[Task objective]
Please give the entries again in full and exactly, without any picture.

(Records excerpted from a collection)
##############################

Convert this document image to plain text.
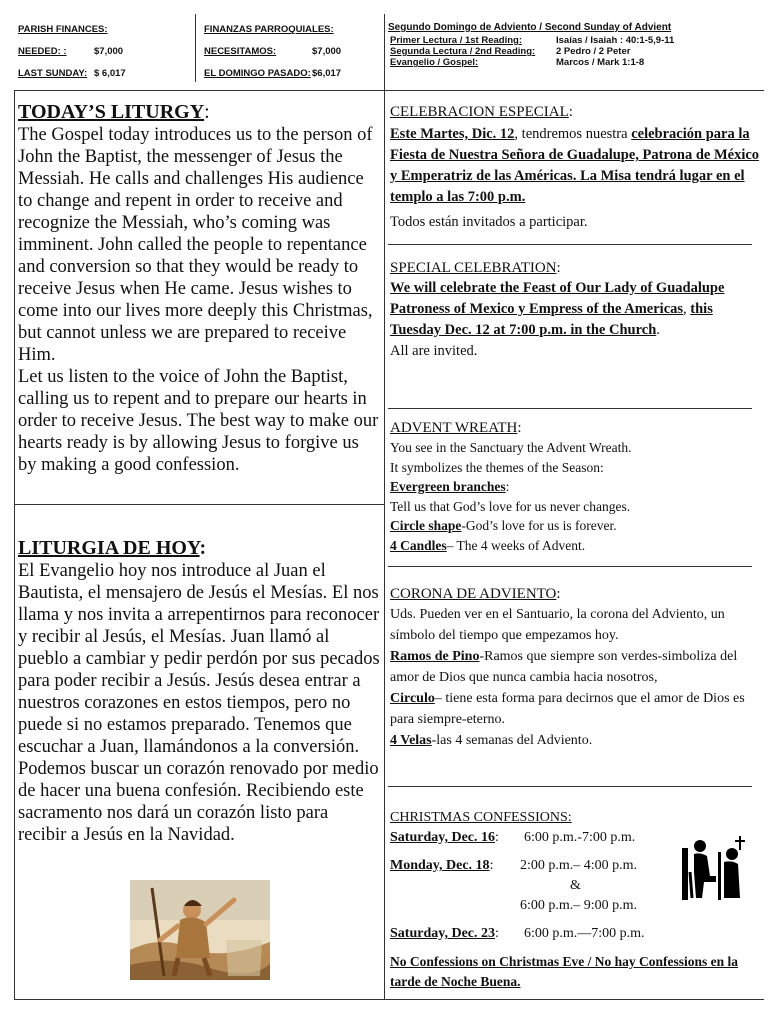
PARISH FINANCES:	FINANZAS PARROQUIALES:
NEEDED: :	$7,000	NECESITAMOS:	$7,000
LAST SUNDAY: $ 6,017	EL DOMINGO PASADO: $6,017
Segundo Domingo de Adviento / Second Sunday of Advient
Primer Lectura / 1st Reading:	Isaías / Isaiah : 40:1-5,9-11
Segunda Lectura / 2nd Reading: 2 Pedro / 2 Peter
Evangelio / Gospel:	Marcos / Mark 1:1-8
TODAY’S LITURGY:
The Gospel today introduces us to the person of John the Baptist, the messenger of Jesus the Messiah. He calls and challenges His audience to change and repent in order to receive and recognize the Messiah, who’s coming was imminent. John called the people to repentance and conversion so that they would be ready to receive Jesus when He came. Jesus wishes to come into our lives more deeply this Christmas, but cannot unless we are prepared to receive Him.
Let us listen to the voice of John the Baptist, calling us to repent and to prepare our hearts in order to receive Jesus. The best way to make our hearts ready is by allowing Jesus to forgive us by making a good confession.
LITURGIA DE HOY:
El Evangelio hoy nos introduce al Juan el Bautista, el mensajero de Jesús el Mesías. El nos llama y nos invita a arrepentirnos para reconocer y recibir al Jesús, el Mesías. Juan llamó al pueblo a cambiar y pedir perdón por sus pecados para poder recibir a Jesús. Jesús desea entrar a nuestros corazones en estos tiempos, pero no puede si no estamos preparado. Tenemos que escuchar a Juan, llamándonos a la conversión. Podemos buscar un corazón renovado por medio de hacer una buena confesión. Recibiendo este sacramento nos dará un corazón listo para recibir a Jesús en la Navidad.
CELEBRACION ESPECIAL:
Este Martes, Dic. 12, tendremos nuestra celebración para la Fiesta de Nuestra Señora de Guadalupe, Patrona de México y Emperatriz de las Américas. La Misa tendrá lugar en el templo a las 7:00 p.m.
Todos están invitados a participar.
SPECIAL CELEBRATION:
We will celebrate the Feast of Our Lady of Guadalupe Patroness of Mexico y Empress of the Americas, this Tuesday Dec. 12 at 7:00 p.m. in the Church.
All are invited.
ADVENT WREATH:
You see in the Sanctuary the Advent Wreath.
It symbolizes the themes of the Season:
Evergreen branches:
Tell us that God’s love for us never changes.
Circle shape-God’s love for us is forever.
4 Candles– The 4 weeks of Advent.
CORONA DE ADVIENTO:
Uds. Pueden ver en el Santuario, la corona del Adviento, un símbolo del tiempo que empezamos hoy.
Ramos de Pino-Ramos que siempre son verdes-simboliza del amor de Dios que nunca cambia hacia nosotros,
Circulo– tiene esta forma para decirnos que el amor de Dios es para siempre-eterno.
4 Velas-las 4 semanas del Adviento.
CHRISTMAS CONFESSIONS:
Saturday, Dec. 16: 6:00 p.m.-7:00 p.m.
Monday, Dec. 18: 2:00 p.m.– 4:00 p.m.
&
6:00 p.m.– 9:00 p.m.
Saturday, Dec. 23: 6:00 p.m.—7:00 p.m.
No Confessions on Christmas Eve / No hay Confessions en la tarde de Noche Buena.
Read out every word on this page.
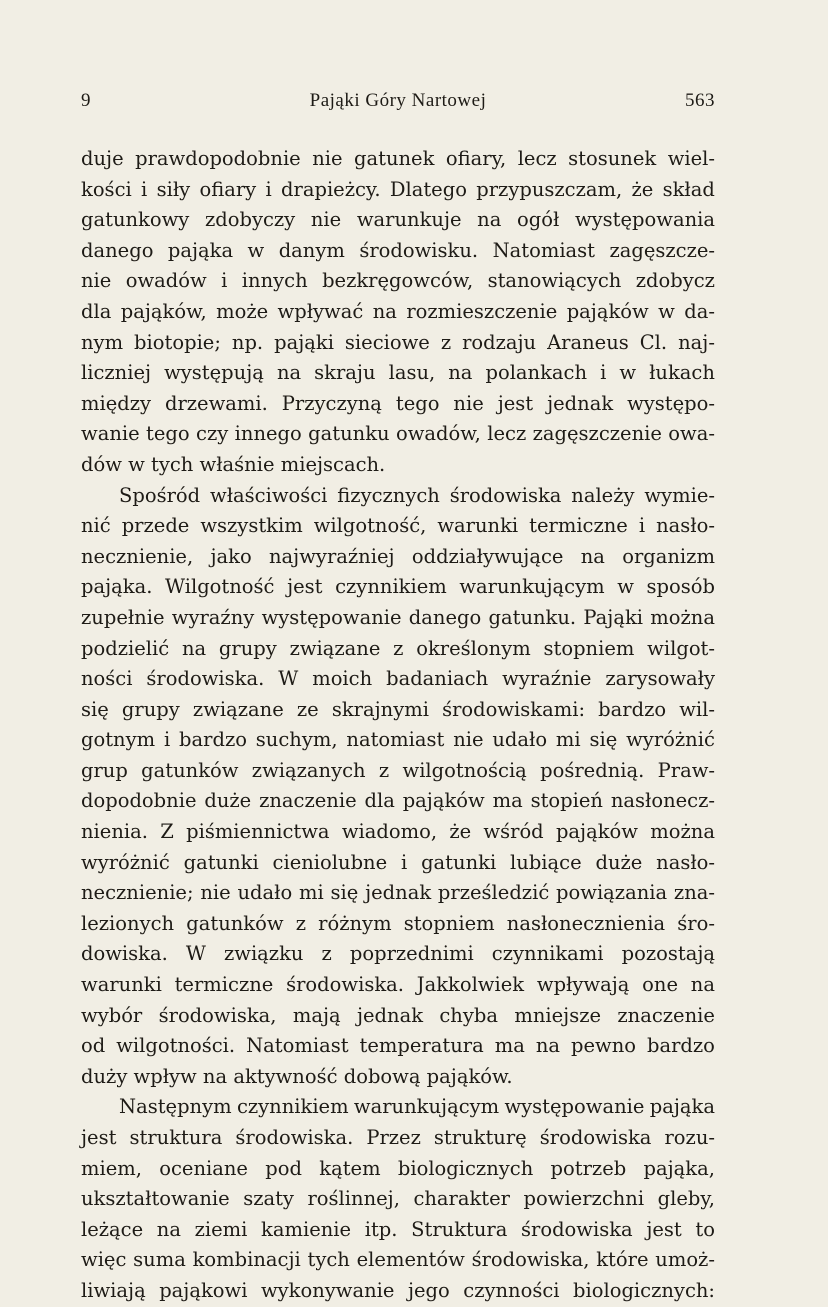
9	Pająki Góry Nartowej	563
duje prawdopodobnie nie gatunek ofiary, lecz stosunek wiel-
kości i siły ofiary i drapieżcy. Dlatego przypuszczam, że skład
gatunkowy zdobyczy nie warunkuje na ogół występowania
danego pająka w danym środowisku. Natomiast zagęszcze-
nie owadów i innych bezkręgowców, stanowiących zdobycz
dla pająków, może wpływać na rozmieszczenie pająków w da-
nym biotopie; np. pająki sieciowe z rodzaju Araneus Cl. naj-
liczniej występują na skraju lasu, na polankach i w łukach
między drzewami. Przyczyną tego nie jest jednak występo-
wanie tego czy innego gatunku owadów, lecz zagęszczenie owa-
dów w tych właśnie miejscach.
Spośród właściwości fizycznych środowiska należy wymie-
nić przede wszystkim wilgotność, warunki termiczne i nasło-
necznienie, jako najwyraźniej oddziaływujące na organizm
pająka. Wilgotność jest czynnikiem warunkującym w sposób
zupełnie wyraźny występowanie danego gatunku. Pająki można
podzielić na grupy związane z określonym stopniem wilgot-
ności środowiska. W moich badaniach wyraźnie zarysowały
się grupy związane ze skrajnymi środowiskami: bardzo wil-
gotnym i bardzo suchym, natomiast nie udało mi się wyróżnić
grup gatunków związanych z wilgotnością pośrednią. Praw-
dopodobnie duże znaczenie dla pająków ma stopień nasłonecz-
nienia. Z piśmiennictwa wiadomo, że wśród pająków można
wyróżnić gatunki cieniolubne i gatunki lubiące duże nasło-
necznienie; nie udało mi się jednak prześledzić powiązania zna-
lezionych gatunków z różnym stopniem nasłonecznienia śro-
dowiska. W związku z poprzednimi czynnikami pozostają
warunki termiczne środowiska. Jakkolwiek wpływają one na
wybór środowiska, mają jednak chyba mniejsze znaczenie
od wilgotności. Natomiast temperatura ma na pewno bardzo
duży wpływ na aktywność dobową pająków.
Następnym czynnikiem warunkującym występowanie pająka
jest struktura środowiska. Przez strukturę środowiska rozu-
miem, oceniane pod kątem biologicznych potrzeb pająka,
ukształtowanie szaty roślinnej, charakter powierzchni gleby,
leżące na ziemi kamienie itp. Struktura środowiska jest to
więc suma kombinacji tych elementów środowiska, które umoż-
liwiają pająkowi wykonywanie jego czynności biologicznych:
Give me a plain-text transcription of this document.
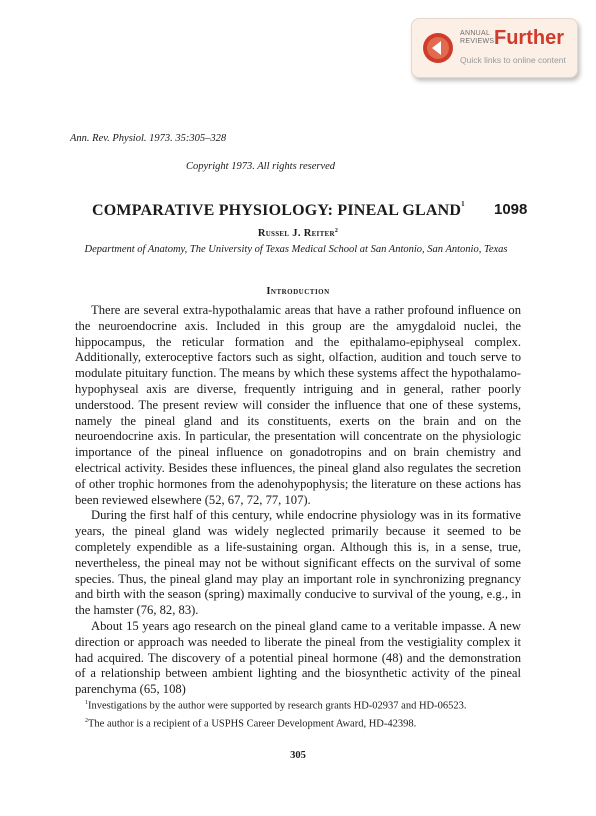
ANNUAL
REVIEWS Further
Quick links to online content
Ann. Rev. Physiol. 1973. 35:305–328
Copyright 1973. All rights reserved
COMPARATIVE PHYSIOLOGY: PINEAL GLAND$^1$ 1098
Russel J. Reiter$^2$
Department of Anatomy, The University of Texas Medical School at San Antonio, San Antonio, Texas
Introduction

There are several extra-hypothalamic areas that have a rather profound influence on the neuroendocrine axis. Included in this group are the amygdaloid nuclei, the hippocampus, the reticular formation and the epithalamo-epiphyseal complex. Additionally, exteroceptive factors such as sight, olfaction, audition and touch serve to modulate pituitary function. The means by which these systems affect the hypothalamo-hypophyseal axis are diverse, frequently intriguing and in general, rather poorly understood. The present review will consider the influence that one of these systems, namely the pineal gland and its constituents, exerts on the brain and on the neuroendocrine axis. In particular, the presentation will concentrate on the physiologic importance of the pineal influence on gonadotropins and on brain chemistry and electrical activity. Besides these influences, the pineal gland also regulates the secretion of other trophic hormones from the adenohypophysis; the literature on these actions has been reviewed elsewhere (52, 67, 72, 77, 107).

During the first half of this century, while endocrine physiology was in its formative years, the pineal gland was widely neglected primarily because it seemed to be completely expendible as a life-sustaining organ. Although this is, in a sense, true, nevertheless, the pineal may not be without significant effects on the survival of some species. Thus, the pineal gland may play an important role in synchronizing pregnancy and birth with the season (spring) maximally conducive to survival of the young, e.g., in the hamster (76, 82, 83).

About 15 years ago research on the pineal gland came to a veritable impasse. A new direction or approach was needed to liberate the pineal from the vestigiality complex it had acquired. The discovery of a potential pineal hormone (48) and the demonstration of a relationship between ambient lighting and the biosynthetic activity of the pineal parenchyma (65, 108)

$^1$Investigations by the author were supported by research grants HD-02937 and HD-06523.

$^2$The author is a recipient of a USPHS Career Development Award, HD-42398.

305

##############################

[Response to the exercise]
Convert this document image to plain text.
PARISH FINANCES:	FINANZAS PARROQUIALES:
NEEDED: :	$7,000	NECESITAMOS:	$7,000
LAST SUNDAY: $ 6,017	EL DOMINGO PASADO: $6,017
Segundo Domingo de Adviento / Second Sunday of Advient
Primer Lectura / 1st Reading:	Isaías / Isaiah : 40:1-5,9-11
Segunda Lectura / 2nd Reading: 2 Pedro / 2 Peter
Evangelio / Gospel:	Marcos / Mark 1:1-8
TODAY’S LITURGY:
The Gospel today introduces us to the person of John the Baptist, the messenger of Jesus the Messiah. He calls and challenges His audience to change and repent in order to receive and recognize the Messiah, who’s coming was imminent. John called the people to repentance and conversion so that they would be ready to receive Jesus when He came. Jesus wishes to come into our lives more deeply this Christmas, but cannot unless we are prepared to receive Him.
Let us listen to the voice of John the Baptist, calling us to repent and to prepare our hearts in order to receive Jesus. The best way to make our hearts ready is by allowing Jesus to forgive us by making a good confession.
LITURGIA DE HOY:
El Evangelio hoy nos introduce al Juan el Bautista, el mensajero de Jesús el Mesías. El nos llama y nos invita a arrepentirnos para reconocer y recibir al Jesús, el Mesías. Juan llamó al pueblo a cambiar y pedir perdón por sus pecados para poder recibir a Jesús. Jesús desea entrar a nuestros corazones en estos tiempos, pero no puede si no estamos preparado. Tenemos que escuchar a Juan, llamándonos a la conversión. Podemos buscar un corazón renovado por medio de hacer una buena confesión. Recibiendo este sacramento nos dará un corazón listo para recibir a Jesús en la Navidad.
CELEBRACION ESPECIAL:
Este Martes, Dic. 12, tendremos nuestra celebración para la Fiesta de Nuestra Señora de Guadalupe, Patrona de México y Emperatriz de las Américas. La Misa tendrá lugar en el templo a las 7:00 p.m.
Todos están invitados a participar.
SPECIAL CELEBRATION:
We will celebrate the Feast of Our Lady of Guadalupe Patroness of Mexico y Empress of the Americas, this Tuesday Dec. 12 at 7:00 p.m. in the Church.
All are invited.
ADVENT WREATH:
You see in the Sanctuary the Advent Wreath.
It symbolizes the themes of the Season:
Evergreen branches:
Tell us that God’s love for us never changes.
Circle shape-God’s love for us is forever.
4 Candles– The 4 weeks of Advent.
CORONA DE ADVIENTO:
Uds. Pueden ver en el Santuario, la corona del Adviento, un símbolo del tiempo que empezamos hoy.
Ramos de Pino-Ramos que siempre son verdes-simboliza del amor de Dios que nunca cambia hacia nosotros,
Circulo– tiene esta forma para decirnos que el amor de Dios es para siempre-eterno.
4 Velas-las 4 semanas del Adviento.
CHRISTMAS CONFESSIONS:
Saturday, Dec. 16: 6:00 p.m.-7:00 p.m.
Monday, Dec. 18: 2:00 p.m.– 4:00 p.m.
&
6:00 p.m.– 9:00 p.m.
Saturday, Dec. 23: 6:00 p.m.—7:00 p.m.
No Confessions on Christmas Eve / No hay Confessions en la tarde de Noche Buena.
Read out every word on this page.
9	Pająki Góry Nartowej	563
duje prawdopodobnie nie gatunek ofiary, lecz stosunek wiel-
kości i siły ofiary i drapieżcy. Dlatego przypuszczam, że skład
gatunkowy zdobyczy nie warunkuje na ogół występowania
danego pająka w danym środowisku. Natomiast zagęszcze-
nie owadów i innych bezkręgowców, stanowiących zdobycz
dla pająków, może wpływać na rozmieszczenie pająków w da-
nym biotopie; np. pająki sieciowe z rodzaju Araneus Cl. naj-
liczniej występują na skraju lasu, na polankach i w łukach
między drzewami. Przyczyną tego nie jest jednak występo-
wanie tego czy innego gatunku owadów, lecz zagęszczenie owa-
dów w tych właśnie miejscach.
Spośród właściwości fizycznych środowiska należy wymie-
nić przede wszystkim wilgotność, warunki termiczne i nasło-
necznienie, jako najwyraźniej oddziaływujące na organizm
pająka. Wilgotność jest czynnikiem warunkującym w sposób
zupełnie wyraźny występowanie danego gatunku. Pająki można
podzielić na grupy związane z określonym stopniem wilgot-
ności środowiska. W moich badaniach wyraźnie zarysowały
się grupy związane ze skrajnymi środowiskami: bardzo wil-
gotnym i bardzo suchym, natomiast nie udało mi się wyróżnić
grup gatunków związanych z wilgotnością pośrednią. Praw-
dopodobnie duże znaczenie dla pająków ma stopień nasłonecz-
nienia. Z piśmiennictwa wiadomo, że wśród pająków można
wyróżnić gatunki cieniolubne i gatunki lubiące duże nasło-
necznienie; nie udało mi się jednak prześledzić powiązania zna-
lezionych gatunków z różnym stopniem nasłonecznienia śro-
dowiska. W związku z poprzednimi czynnikami pozostają
warunki termiczne środowiska. Jakkolwiek wpływają one na
wybór środowiska, mają jednak chyba mniejsze znaczenie
od wilgotności. Natomiast temperatura ma na pewno bardzo
duży wpływ na aktywność dobową pająków.
Następnym czynnikiem warunkującym występowanie pająka
jest struktura środowiska. Przez strukturę środowiska rozu-
miem, oceniane pod kątem biologicznych potrzeb pająka,
ukształtowanie szaty roślinnej, charakter powierzchni gleby,
leżące na ziemi kamienie itp. Struktura środowiska jest to
więc suma kombinacji tych elementów środowiska, które umoż-
liwiają pająkowi wykonywanie jego czynności biologicznych:
Give me a plain-text transcription of this document.
ANNUAL
REVIEWS Further
Quick links to online content
Ann. Rev. Physiol. 1973. 35:305–328
Copyright 1973. All rights reserved
COMPARATIVE PHYSIOLOGY: PINEAL GLAND$^1$ 1098
Russel J. Reiter$^2$
Department of Anatomy, The University of Texas Medical School at San Antonio, San Antonio, Texas
Introduction

There are several extra-hypothalamic areas that have a rather profound influence on the neuroendocrine axis. Included in this group are the amygdaloid nuclei, the hippocampus, the reticular formation and the epithalamo-epiphyseal complex. Additionally, exteroceptive factors such as sight, olfaction, audition and touch serve to modulate pituitary function. The means by which these systems affect the hypothalamo-hypophyseal axis are diverse, frequently intriguing and in general, rather poorly understood. The present review will consider the influence that one of these systems, namely the pineal gland and its constituents, exerts on the brain and on the neuroendocrine axis. In particular, the presentation will concentrate on the physiologic importance of the pineal influence on gonadotropins and on brain chemistry and electrical activity. Besides these influences, the pineal gland also regulates the secretion of other trophic hormones from the adenohypophysis; the literature on these actions has been reviewed elsewhere (52, 67, 72, 77, 107).

During the first half of this century, while endocrine physiology was in its formative years, the pineal gland was widely neglected primarily because it seemed to be completely expendible as a life-sustaining organ. Although this is, in a sense, true, nevertheless, the pineal may not be without significant effects on the survival of some species. Thus, the pineal gland may play an important role in synchronizing pregnancy and birth with the season (spring) maximally conducive to survival of the young, e.g., in the hamster (76, 82, 83).

About 15 years ago research on the pineal gland came to a veritable impasse. A new direction or approach was needed to liberate the pineal from the vestigiality complex it had acquired. The discovery of a potential pineal hormone (48) and the demonstration of a relationship between ambient lighting and the biosynthetic activity of the pineal parenchyma (65, 108)

$^1$Investigations by the author were supported by research grants HD-02937 and HD-06523.

$^2$The author is a recipient of a USPHS Career Development Award, HD-42398.

305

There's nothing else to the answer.